----- Records shown -----
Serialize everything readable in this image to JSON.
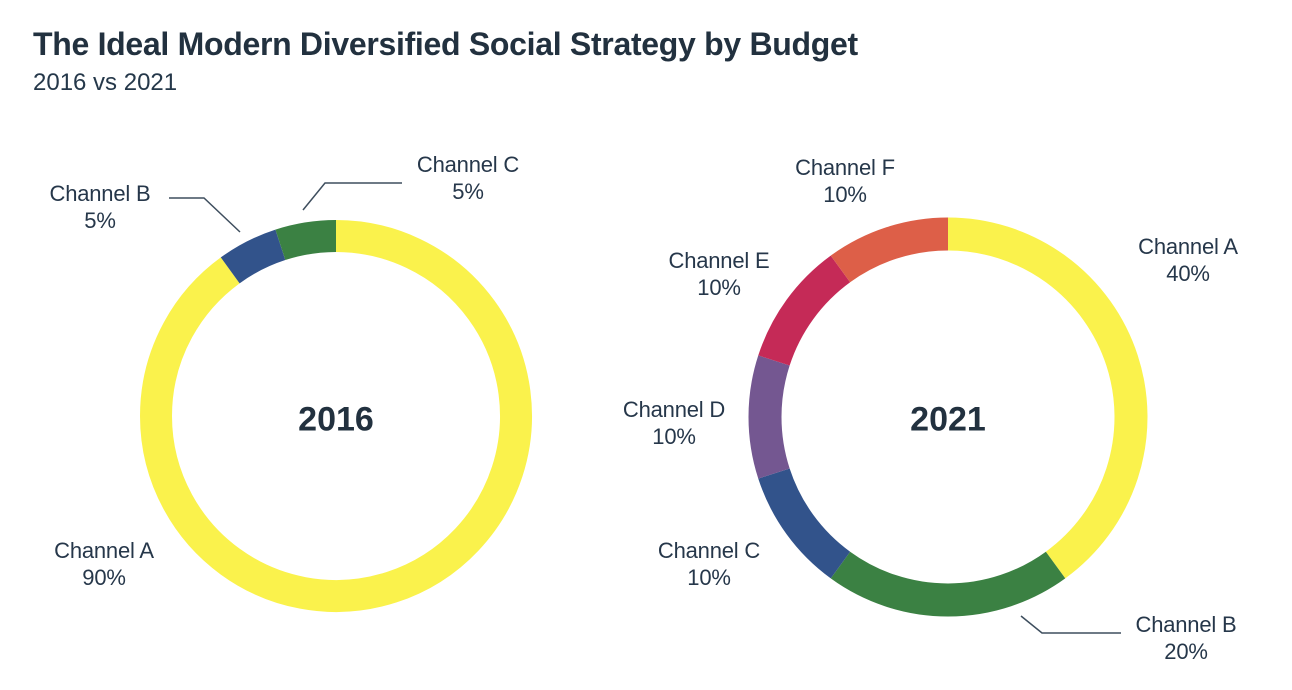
{
  "header": {
    "title": "The Ideal Modern Diversified Social Strategy by Budget",
    "subtitle": "2016 vs 2021"
  },
  "chart_data": [
    {
      "type": "pie",
      "variant": "donut",
      "center_label": "2016",
      "labels": [
        "Channel A",
        "Channel B",
        "Channel C"
      ],
      "values": [
        90,
        5,
        5
      ],
      "values_display": [
        "90%",
        "5%",
        "5%"
      ],
      "colors": [
        "#FAF24C",
        "#32538B",
        "#3B8143"
      ],
      "start_angle_deg": 0,
      "direction": "clockwise",
      "legend": "none",
      "labels_position": "outside-callouts"
    },
    {
      "type": "pie",
      "variant": "donut",
      "center_label": "2021",
      "labels": [
        "Channel A",
        "Channel B",
        "Channel C",
        "Channel D",
        "Channel E",
        "Channel F"
      ],
      "values": [
        40,
        20,
        10,
        10,
        10,
        10
      ],
      "values_display": [
        "40%",
        "20%",
        "10%",
        "10%",
        "10%",
        "10%"
      ],
      "colors": [
        "#FAF24C",
        "#3B8143",
        "#32538B",
        "#745791",
        "#C52A57",
        "#DD5F48"
      ],
      "start_angle_deg": 0,
      "direction": "clockwise",
      "legend": "none",
      "labels_position": "outside-callouts"
    }
  ],
  "style": {
    "text_color": "#24364A",
    "title_color": "#22313F",
    "leader_line_color": "#3E4E5E",
    "background": "#FFFFFF"
  }
}
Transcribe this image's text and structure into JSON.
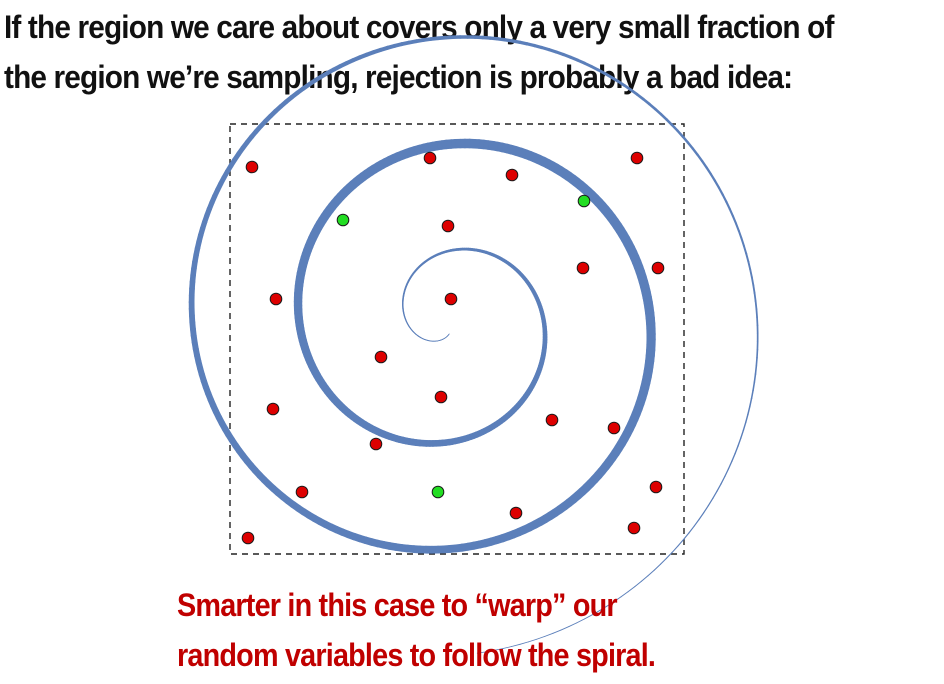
{
  "heading": {
    "line1": "If the region we care about covers only a very small fraction of",
    "line2": "the region we’re sampling, rejection is probably a bad idea:"
  },
  "caption": {
    "line1": "Smarter in this case to “warp” our",
    "line2": "random variables to follow the spiral."
  },
  "colors": {
    "text": "#111111",
    "caption": "#c00000",
    "spiral": "#5b7fba",
    "rejected_point": "#dd0000",
    "accepted_point": "#22dd22",
    "region_border": "#222222"
  },
  "diagram": {
    "points": {
      "rejected": 22,
      "accepted": 3
    }
  }
}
-----
Task prompt: In the material above, show every line where the word "JSON" turns up.

The result:
Serialize everything readable in this image to JSON.
Transcribe this image's text and structure into JSON.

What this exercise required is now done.